◆ Supplied records:
· · ·

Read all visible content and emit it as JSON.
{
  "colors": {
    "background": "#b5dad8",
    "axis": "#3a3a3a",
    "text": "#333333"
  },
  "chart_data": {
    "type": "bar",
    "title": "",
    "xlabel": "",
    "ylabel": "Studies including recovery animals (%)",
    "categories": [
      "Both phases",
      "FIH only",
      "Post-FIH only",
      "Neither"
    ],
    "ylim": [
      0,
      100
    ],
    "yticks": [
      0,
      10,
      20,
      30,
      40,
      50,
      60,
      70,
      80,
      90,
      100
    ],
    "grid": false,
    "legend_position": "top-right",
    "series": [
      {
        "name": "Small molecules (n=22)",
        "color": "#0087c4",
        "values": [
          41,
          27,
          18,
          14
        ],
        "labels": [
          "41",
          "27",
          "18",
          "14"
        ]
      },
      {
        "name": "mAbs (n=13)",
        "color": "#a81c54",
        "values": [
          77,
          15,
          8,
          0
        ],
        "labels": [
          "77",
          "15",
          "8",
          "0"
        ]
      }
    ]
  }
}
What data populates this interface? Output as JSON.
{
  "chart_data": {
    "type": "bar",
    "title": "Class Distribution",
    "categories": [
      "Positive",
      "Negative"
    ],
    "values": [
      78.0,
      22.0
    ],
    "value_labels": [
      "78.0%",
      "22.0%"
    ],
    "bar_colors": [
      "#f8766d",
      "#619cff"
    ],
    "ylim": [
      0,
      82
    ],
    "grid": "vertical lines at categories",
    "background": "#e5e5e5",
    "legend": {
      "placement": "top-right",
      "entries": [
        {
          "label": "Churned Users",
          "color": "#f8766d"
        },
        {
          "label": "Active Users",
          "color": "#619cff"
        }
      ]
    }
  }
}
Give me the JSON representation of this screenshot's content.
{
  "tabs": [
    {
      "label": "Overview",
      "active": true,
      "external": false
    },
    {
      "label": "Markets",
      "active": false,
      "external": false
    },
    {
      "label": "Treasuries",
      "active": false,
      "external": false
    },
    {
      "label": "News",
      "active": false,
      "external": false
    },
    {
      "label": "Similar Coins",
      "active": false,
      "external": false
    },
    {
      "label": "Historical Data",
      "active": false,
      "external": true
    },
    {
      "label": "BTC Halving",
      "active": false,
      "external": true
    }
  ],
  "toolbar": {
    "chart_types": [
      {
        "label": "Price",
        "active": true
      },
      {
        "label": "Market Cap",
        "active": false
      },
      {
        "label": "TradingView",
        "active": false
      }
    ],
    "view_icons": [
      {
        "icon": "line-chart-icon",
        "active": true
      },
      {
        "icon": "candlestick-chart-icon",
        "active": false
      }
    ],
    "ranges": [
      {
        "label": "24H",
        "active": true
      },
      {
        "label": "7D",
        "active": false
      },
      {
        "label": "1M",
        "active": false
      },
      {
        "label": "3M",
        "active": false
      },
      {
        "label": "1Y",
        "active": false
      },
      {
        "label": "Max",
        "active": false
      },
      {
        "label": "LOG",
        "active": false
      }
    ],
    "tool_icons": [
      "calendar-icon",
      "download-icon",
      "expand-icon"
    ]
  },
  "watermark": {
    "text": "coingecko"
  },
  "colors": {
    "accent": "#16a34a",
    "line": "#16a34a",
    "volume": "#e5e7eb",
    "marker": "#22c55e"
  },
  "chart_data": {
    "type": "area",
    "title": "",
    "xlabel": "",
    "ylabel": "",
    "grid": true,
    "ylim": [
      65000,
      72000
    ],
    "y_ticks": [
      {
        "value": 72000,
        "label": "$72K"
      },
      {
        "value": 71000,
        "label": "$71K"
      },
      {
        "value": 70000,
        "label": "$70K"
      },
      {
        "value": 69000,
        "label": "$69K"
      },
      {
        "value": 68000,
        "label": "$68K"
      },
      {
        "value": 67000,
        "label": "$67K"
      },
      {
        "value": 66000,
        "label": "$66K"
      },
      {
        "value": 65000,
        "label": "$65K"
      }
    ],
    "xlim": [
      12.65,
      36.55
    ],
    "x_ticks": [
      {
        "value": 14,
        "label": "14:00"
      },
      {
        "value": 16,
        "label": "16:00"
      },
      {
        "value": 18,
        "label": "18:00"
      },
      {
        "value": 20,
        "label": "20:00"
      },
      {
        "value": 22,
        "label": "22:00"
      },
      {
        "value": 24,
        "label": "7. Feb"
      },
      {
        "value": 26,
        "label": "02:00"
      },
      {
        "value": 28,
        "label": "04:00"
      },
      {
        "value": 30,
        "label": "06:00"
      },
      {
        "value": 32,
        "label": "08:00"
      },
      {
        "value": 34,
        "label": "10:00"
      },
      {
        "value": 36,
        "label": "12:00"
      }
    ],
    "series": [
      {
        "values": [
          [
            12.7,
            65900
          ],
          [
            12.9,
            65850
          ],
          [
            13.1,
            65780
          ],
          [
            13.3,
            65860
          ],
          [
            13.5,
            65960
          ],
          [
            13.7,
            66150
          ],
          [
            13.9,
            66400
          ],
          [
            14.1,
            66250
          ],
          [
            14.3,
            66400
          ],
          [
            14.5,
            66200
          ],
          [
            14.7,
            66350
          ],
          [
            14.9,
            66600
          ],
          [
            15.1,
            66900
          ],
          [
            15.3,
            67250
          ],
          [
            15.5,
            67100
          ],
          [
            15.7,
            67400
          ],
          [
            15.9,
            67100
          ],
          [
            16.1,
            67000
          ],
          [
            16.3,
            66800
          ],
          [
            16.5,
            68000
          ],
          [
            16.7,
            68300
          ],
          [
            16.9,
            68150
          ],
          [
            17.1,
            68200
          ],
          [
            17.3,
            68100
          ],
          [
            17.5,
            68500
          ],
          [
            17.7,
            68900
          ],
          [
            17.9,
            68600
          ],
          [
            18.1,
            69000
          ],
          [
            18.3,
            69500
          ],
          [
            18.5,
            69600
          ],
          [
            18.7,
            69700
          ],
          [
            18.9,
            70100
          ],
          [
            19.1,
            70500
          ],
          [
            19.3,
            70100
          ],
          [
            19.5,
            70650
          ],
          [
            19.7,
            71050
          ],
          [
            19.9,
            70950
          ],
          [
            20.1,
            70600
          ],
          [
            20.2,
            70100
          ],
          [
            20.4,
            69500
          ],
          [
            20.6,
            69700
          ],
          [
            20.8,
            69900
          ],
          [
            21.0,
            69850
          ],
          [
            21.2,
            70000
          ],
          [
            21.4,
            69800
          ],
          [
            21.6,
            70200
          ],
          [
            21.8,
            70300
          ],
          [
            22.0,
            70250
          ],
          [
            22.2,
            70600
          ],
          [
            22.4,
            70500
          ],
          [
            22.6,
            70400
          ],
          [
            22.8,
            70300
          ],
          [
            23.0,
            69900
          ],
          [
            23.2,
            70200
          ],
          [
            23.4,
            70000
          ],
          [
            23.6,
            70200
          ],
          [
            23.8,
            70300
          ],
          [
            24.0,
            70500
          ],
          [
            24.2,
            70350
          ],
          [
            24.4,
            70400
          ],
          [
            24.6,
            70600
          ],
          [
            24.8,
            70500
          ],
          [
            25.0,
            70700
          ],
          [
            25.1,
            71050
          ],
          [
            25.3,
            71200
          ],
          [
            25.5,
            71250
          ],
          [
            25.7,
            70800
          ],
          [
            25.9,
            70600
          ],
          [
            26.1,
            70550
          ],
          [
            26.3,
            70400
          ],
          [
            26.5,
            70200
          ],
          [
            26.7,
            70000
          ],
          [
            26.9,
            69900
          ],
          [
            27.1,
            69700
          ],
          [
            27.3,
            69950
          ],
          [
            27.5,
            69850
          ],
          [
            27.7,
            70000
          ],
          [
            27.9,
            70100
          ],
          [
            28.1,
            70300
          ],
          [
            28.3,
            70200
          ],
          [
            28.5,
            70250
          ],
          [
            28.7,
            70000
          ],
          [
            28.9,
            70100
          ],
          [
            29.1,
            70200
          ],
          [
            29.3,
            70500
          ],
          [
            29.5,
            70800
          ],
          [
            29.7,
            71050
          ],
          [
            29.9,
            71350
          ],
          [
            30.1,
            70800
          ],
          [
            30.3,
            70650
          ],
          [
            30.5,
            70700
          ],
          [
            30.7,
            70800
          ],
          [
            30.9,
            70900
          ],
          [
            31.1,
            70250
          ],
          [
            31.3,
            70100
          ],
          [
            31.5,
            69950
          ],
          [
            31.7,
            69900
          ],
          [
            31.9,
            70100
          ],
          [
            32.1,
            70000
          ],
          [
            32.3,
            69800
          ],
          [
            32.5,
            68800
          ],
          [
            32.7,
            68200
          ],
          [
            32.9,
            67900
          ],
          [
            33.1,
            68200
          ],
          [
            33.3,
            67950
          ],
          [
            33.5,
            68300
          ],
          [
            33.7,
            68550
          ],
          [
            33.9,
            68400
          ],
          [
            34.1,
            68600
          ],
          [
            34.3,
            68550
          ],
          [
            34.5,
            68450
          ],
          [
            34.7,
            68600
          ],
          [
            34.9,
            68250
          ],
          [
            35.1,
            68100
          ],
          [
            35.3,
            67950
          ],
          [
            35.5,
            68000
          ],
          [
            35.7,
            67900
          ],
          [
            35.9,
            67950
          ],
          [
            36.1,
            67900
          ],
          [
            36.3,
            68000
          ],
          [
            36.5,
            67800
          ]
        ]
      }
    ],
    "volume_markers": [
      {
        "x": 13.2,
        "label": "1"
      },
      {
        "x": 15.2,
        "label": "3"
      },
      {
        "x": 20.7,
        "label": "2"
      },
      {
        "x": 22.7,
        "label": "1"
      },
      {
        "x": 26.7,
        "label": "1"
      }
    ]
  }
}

· · ·

◆ What is expected:
Identify and copy lines that hold the string "right".

◆ Written response:
    "legend_position": "top-right",
      "placement": "top-right",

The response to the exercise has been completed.